EXERCISE REQUIREMENTS: Your task is to output the data exactly as it stands.

Collection entries
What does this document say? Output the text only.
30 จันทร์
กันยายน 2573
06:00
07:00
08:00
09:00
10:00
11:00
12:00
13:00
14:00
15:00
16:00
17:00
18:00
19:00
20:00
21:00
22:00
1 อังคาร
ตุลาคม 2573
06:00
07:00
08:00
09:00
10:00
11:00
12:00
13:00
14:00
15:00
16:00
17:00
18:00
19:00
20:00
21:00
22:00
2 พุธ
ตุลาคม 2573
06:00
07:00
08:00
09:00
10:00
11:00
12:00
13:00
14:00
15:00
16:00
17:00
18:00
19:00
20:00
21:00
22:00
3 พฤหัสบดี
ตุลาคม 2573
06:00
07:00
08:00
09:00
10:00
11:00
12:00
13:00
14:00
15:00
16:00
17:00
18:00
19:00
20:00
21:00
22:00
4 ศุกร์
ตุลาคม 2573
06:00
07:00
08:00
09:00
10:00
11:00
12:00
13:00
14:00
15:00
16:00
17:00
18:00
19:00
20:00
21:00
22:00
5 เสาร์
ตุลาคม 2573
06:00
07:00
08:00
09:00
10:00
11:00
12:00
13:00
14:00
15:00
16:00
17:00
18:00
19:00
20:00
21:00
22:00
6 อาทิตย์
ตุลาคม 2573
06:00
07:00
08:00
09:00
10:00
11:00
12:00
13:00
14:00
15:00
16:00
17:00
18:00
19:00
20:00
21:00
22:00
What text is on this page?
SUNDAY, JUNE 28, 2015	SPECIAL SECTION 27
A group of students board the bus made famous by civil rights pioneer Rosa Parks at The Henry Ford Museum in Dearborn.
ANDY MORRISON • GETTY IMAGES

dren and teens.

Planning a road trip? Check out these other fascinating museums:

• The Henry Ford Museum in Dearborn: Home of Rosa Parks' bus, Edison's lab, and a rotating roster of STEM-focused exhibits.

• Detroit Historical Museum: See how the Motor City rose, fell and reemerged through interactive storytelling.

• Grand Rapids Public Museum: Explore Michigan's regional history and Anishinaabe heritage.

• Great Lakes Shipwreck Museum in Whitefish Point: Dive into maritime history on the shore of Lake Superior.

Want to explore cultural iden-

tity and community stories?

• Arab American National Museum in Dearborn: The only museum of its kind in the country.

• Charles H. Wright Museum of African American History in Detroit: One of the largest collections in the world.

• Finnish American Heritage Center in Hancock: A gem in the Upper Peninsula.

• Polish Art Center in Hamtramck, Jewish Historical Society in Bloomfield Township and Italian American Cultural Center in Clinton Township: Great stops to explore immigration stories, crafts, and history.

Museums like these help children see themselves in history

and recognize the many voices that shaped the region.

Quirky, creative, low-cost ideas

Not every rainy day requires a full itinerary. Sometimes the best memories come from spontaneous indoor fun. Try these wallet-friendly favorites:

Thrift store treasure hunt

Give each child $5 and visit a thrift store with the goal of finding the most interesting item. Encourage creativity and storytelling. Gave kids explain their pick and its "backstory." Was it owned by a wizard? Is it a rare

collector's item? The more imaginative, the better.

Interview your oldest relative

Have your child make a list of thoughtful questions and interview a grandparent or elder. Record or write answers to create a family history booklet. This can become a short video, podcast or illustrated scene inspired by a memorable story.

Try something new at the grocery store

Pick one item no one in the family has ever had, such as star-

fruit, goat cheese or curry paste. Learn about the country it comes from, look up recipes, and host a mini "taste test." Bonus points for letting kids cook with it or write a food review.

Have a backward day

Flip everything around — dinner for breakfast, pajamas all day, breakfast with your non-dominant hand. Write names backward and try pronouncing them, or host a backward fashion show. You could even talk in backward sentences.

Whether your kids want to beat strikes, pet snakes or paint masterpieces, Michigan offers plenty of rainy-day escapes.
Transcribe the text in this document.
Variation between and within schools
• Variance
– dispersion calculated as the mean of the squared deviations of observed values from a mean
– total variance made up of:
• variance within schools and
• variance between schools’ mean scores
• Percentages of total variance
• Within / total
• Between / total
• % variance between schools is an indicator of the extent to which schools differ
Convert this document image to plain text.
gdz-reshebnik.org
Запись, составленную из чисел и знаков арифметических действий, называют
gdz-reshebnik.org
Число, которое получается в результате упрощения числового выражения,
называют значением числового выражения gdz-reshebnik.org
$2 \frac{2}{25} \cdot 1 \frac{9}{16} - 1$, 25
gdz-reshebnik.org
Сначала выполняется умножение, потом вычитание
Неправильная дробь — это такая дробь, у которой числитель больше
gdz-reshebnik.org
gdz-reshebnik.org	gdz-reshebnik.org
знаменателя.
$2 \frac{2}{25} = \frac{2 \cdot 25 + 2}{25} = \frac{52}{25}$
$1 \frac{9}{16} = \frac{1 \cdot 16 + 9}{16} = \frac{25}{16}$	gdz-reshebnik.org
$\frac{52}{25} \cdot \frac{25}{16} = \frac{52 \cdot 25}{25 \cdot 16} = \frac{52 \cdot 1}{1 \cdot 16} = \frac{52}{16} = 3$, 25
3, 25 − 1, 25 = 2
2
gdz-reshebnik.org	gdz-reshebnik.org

FINAL RESULT:
What does this document say? Output the text only.
30 จันทร์
กันยายน 2573
06:00
07:00
08:00
09:00
10:00
11:00
12:00
13:00
14:00
15:00
16:00
17:00
18:00
19:00
20:00
21:00
22:00
1 อังคาร
ตุลาคม 2573
06:00
07:00
08:00
09:00
10:00
11:00
12:00
13:00
14:00
15:00
16:00
17:00
18:00
19:00
20:00
21:00
22:00
2 พุธ
ตุลาคม 2573
06:00
07:00
08:00
09:00
10:00
11:00
12:00
13:00
14:00
15:00
16:00
17:00
18:00
19:00
20:00
21:00
22:00
3 พฤหัสบดี
ตุลาคม 2573
06:00
07:00
08:00
09:00
10:00
11:00
12:00
13:00
14:00
15:00
16:00
17:00
18:00
19:00
20:00
21:00
22:00
4 ศุกร์
ตุลาคม 2573
06:00
07:00
08:00
09:00
10:00
11:00
12:00
13:00
14:00
15:00
16:00
17:00
18:00
19:00
20:00
21:00
22:00
5 เสาร์
ตุลาคม 2573
06:00
07:00
08:00
09:00
10:00
11:00
12:00
13:00
14:00
15:00
16:00
17:00
18:00
19:00
20:00
21:00
22:00
6 อาทิตย์
ตุลาคม 2573
06:00
07:00
08:00
09:00
10:00
11:00
12:00
13:00
14:00
15:00
16:00
17:00
18:00
19:00
20:00
21:00
22:00
What text is on this page?
SUNDAY, JUNE 28, 2015	SPECIAL SECTION 27
A group of students board the bus made famous by civil rights pioneer Rosa Parks at The Henry Ford Museum in Dearborn.
ANDY MORRISON • GETTY IMAGES

dren and teens.

Planning a road trip? Check out these other fascinating museums:

• The Henry Ford Museum in Dearborn: Home of Rosa Parks' bus, Edison's lab, and a rotating roster of STEM-focused exhibits.

• Detroit Historical Museum: See how the Motor City rose, fell and reemerged through interactive storytelling.

• Grand Rapids Public Museum: Explore Michigan's regional history and Anishinaabe heritage.

• Great Lakes Shipwreck Museum in Whitefish Point: Dive into maritime history on the shore of Lake Superior.

Want to explore cultural iden-

tity and community stories?

• Arab American National Museum in Dearborn: The only museum of its kind in the country.

• Charles H. Wright Museum of African American History in Detroit: One of the largest collections in the world.

• Finnish American Heritage Center in Hancock: A gem in the Upper Peninsula.

• Polish Art Center in Hamtramck, Jewish Historical Society in Bloomfield Township and Italian American Cultural Center in Clinton Township: Great stops to explore immigration stories, crafts, and history.

Museums like these help children see themselves in history

and recognize the many voices that shaped the region.

Quirky, creative, low-cost ideas

Not every rainy day requires a full itinerary. Sometimes the best memories come from spontaneous indoor fun. Try these wallet-friendly favorites:

Thrift store treasure hunt

Give each child $5 and visit a thrift store with the goal of finding the most interesting item. Encourage creativity and storytelling. Gave kids explain their pick and its "backstory." Was it owned by a wizard? Is it a rare

collector's item? The more imaginative, the better.

Interview your oldest relative

Have your child make a list of thoughtful questions and interview a grandparent or elder. Record or write answers to create a family history booklet. This can become a short video, podcast or illustrated scene inspired by a memorable story.

Try something new at the grocery store

Pick one item no one in the family has ever had, such as star-

fruit, goat cheese or curry paste. Learn about the country it comes from, look up recipes, and host a mini "taste test." Bonus points for letting kids cook with it or write a food review.

Have a backward day

Flip everything around — dinner for breakfast, pajamas all day, breakfast with your non-dominant hand. Write names backward and try pronouncing them, or host a backward fashion show. You could even talk in backward sentences.

Whether your kids want to beat strikes, pet snakes or paint masterpieces, Michigan offers plenty of rainy-day escapes.
Transcribe the text in this document.
Variation between and within schools
• Variance
– dispersion calculated as the mean of the squared deviations of observed values from a mean
– total variance made up of:
• variance within schools and
• variance between schools’ mean scores
• Percentages of total variance
• Within / total
• Between / total
• % variance between schools is an indicator of the extent to which schools differ
Convert this document image to plain text.
gdz-reshebnik.org
Запись, составленную из чисел и знаков арифметических действий, называют
gdz-reshebnik.org
Число, которое получается в результате упрощения числового выражения,
называют значением числового выражения gdz-reshebnik.org
$2 \frac{2}{25} \cdot 1 \frac{9}{16} - 1$, 25
gdz-reshebnik.org
Сначала выполняется умножение, потом вычитание
Неправильная дробь — это такая дробь, у которой числитель больше
gdz-reshebnik.org
gdz-reshebnik.org	gdz-reshebnik.org
знаменателя.
$2 \frac{2}{25} = \frac{2 \cdot 25 + 2}{25} = \frac{52}{25}$
$1 \frac{9}{16} = \frac{1 \cdot 16 + 9}{16} = \frac{25}{16}$	gdz-reshebnik.org
$\frac{52}{25} \cdot \frac{25}{16} = \frac{52 \cdot 25}{25 \cdot 16} = \frac{52 \cdot 1}{1 \cdot 16} = \frac{52}{16} = 3$, 25
3, 25 − 1, 25 = 2
2
gdz-reshebnik.org	gdz-reshebnik.org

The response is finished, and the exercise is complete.